#### Input data

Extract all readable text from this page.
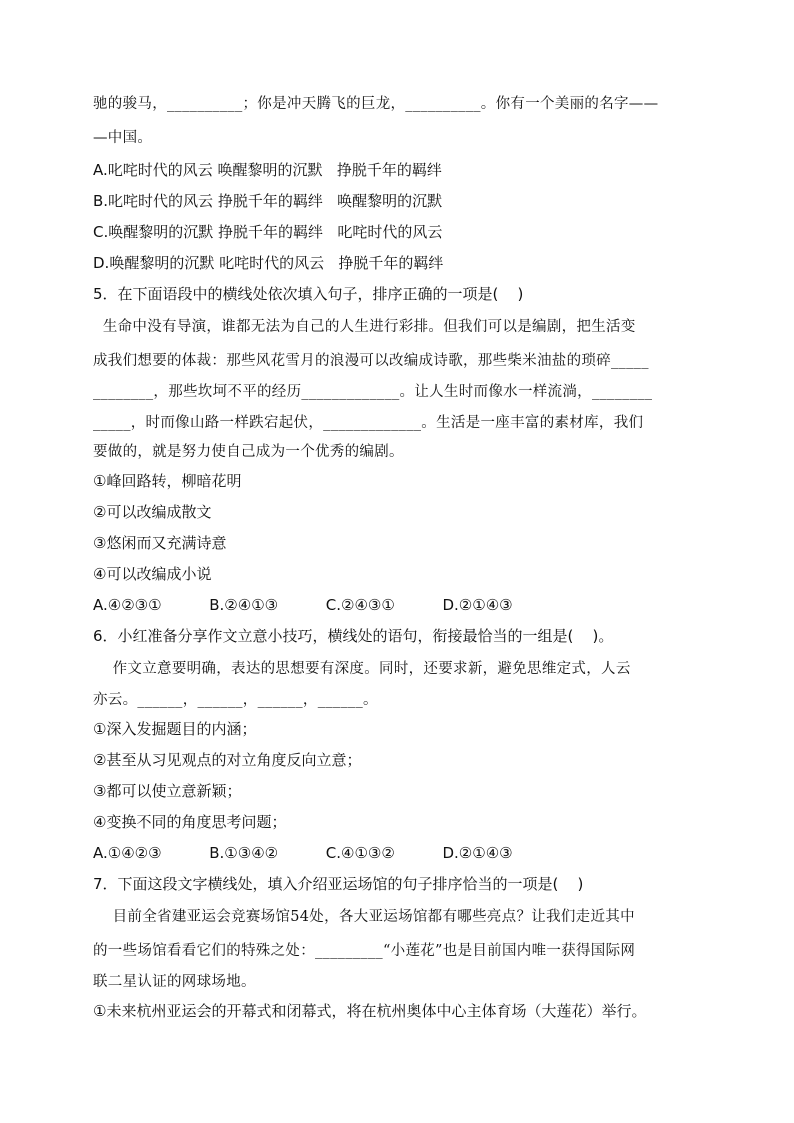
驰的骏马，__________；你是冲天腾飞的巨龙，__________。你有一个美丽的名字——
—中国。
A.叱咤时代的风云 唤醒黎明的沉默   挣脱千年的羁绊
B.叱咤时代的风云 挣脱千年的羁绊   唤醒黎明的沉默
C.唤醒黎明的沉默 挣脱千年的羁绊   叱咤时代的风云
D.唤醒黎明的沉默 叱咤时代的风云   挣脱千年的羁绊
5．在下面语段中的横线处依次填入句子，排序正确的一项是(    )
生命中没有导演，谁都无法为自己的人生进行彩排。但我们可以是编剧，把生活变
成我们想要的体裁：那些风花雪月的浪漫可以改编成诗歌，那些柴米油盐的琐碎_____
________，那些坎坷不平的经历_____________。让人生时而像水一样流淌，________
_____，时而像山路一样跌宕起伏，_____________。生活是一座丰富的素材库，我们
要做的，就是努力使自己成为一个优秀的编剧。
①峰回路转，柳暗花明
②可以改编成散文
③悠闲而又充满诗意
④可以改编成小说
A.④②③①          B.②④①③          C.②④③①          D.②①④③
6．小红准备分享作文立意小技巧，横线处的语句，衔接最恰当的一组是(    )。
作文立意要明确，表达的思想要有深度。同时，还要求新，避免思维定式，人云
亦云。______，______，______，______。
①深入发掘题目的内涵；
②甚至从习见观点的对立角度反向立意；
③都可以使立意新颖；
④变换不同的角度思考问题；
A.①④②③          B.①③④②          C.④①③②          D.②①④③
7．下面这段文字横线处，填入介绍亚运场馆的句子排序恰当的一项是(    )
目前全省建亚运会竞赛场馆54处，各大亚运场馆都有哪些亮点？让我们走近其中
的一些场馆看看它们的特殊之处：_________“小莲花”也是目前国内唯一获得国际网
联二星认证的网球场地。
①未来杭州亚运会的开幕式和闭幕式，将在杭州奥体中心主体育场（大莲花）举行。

#### Task requirements
Write only the number of lines that include "叱咤时代的风云".

#### The output
4